** BEGIN TASK DATA **

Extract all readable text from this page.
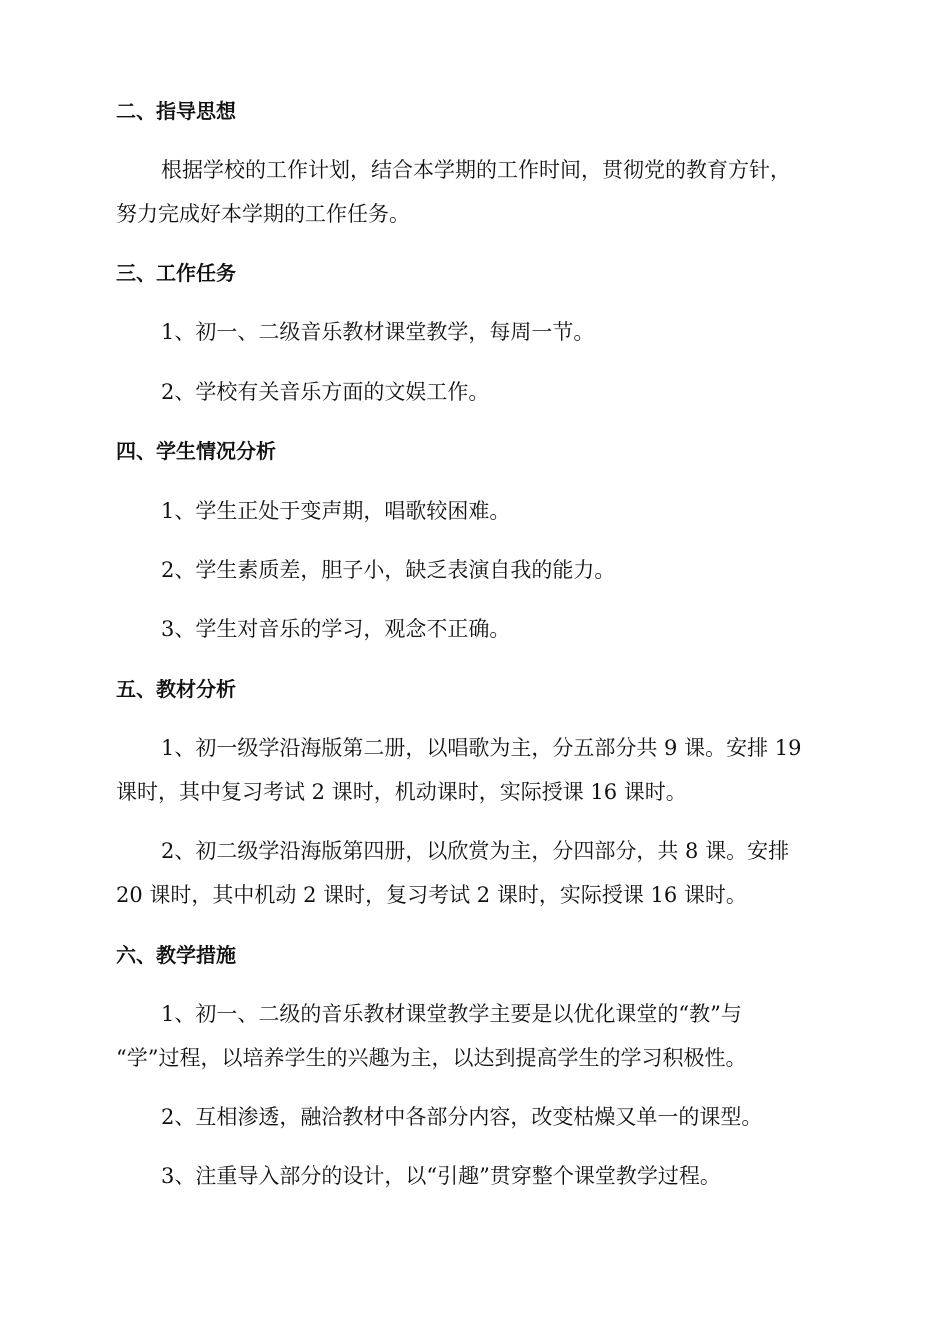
二、指导思想
根据学校的工作计划，结合本学期的工作时间，贯彻党的教育方针，
努力完成好本学期的工作任务。
三、工作任务
1、初一、二级音乐教材课堂教学，每周一节。
2、学校有关音乐方面的文娱工作。
四、学生情况分析
1、学生正处于变声期，唱歌较困难。
2、学生素质差，胆子小，缺乏表演自我的能力。
3、学生对音乐的学习，观念不正确。
五、教材分析
1、初一级学沿海版第二册，以唱歌为主，分五部分共 9 课。安排 19
课时，其中复习考试 2 课时，机动课时，实际授课 16 课时。
2、初二级学沿海版第四册，以欣赏为主，分四部分，共 8 课。安排
20 课时，其中机动 2 课时，复习考试 2 课时，实际授课 16 课时。
六、教学措施
1、初一、二级的音乐教材课堂教学主要是以优化课堂的“教”与
“学”过程，以培养学生的兴趣为主，以达到提高学生的学习积极性。
2、互相渗透，融洽教材中各部分内容，改变枯燥又单一的课型。
3、注重导入部分的设计，以“引趣”贯穿整个课堂教学过程。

** END TASK DATA **

> [TO BE DONE] From the entries above, copy every line that holds the word "实际授课".

> [OUTPUT FOR THIS EXERCISE]
课时，其中复习考试 2 课时，机动课时，实际授课 16 课时。
20 课时，其中机动 2 课时，复习考试 2 课时，实际授课 16 课时。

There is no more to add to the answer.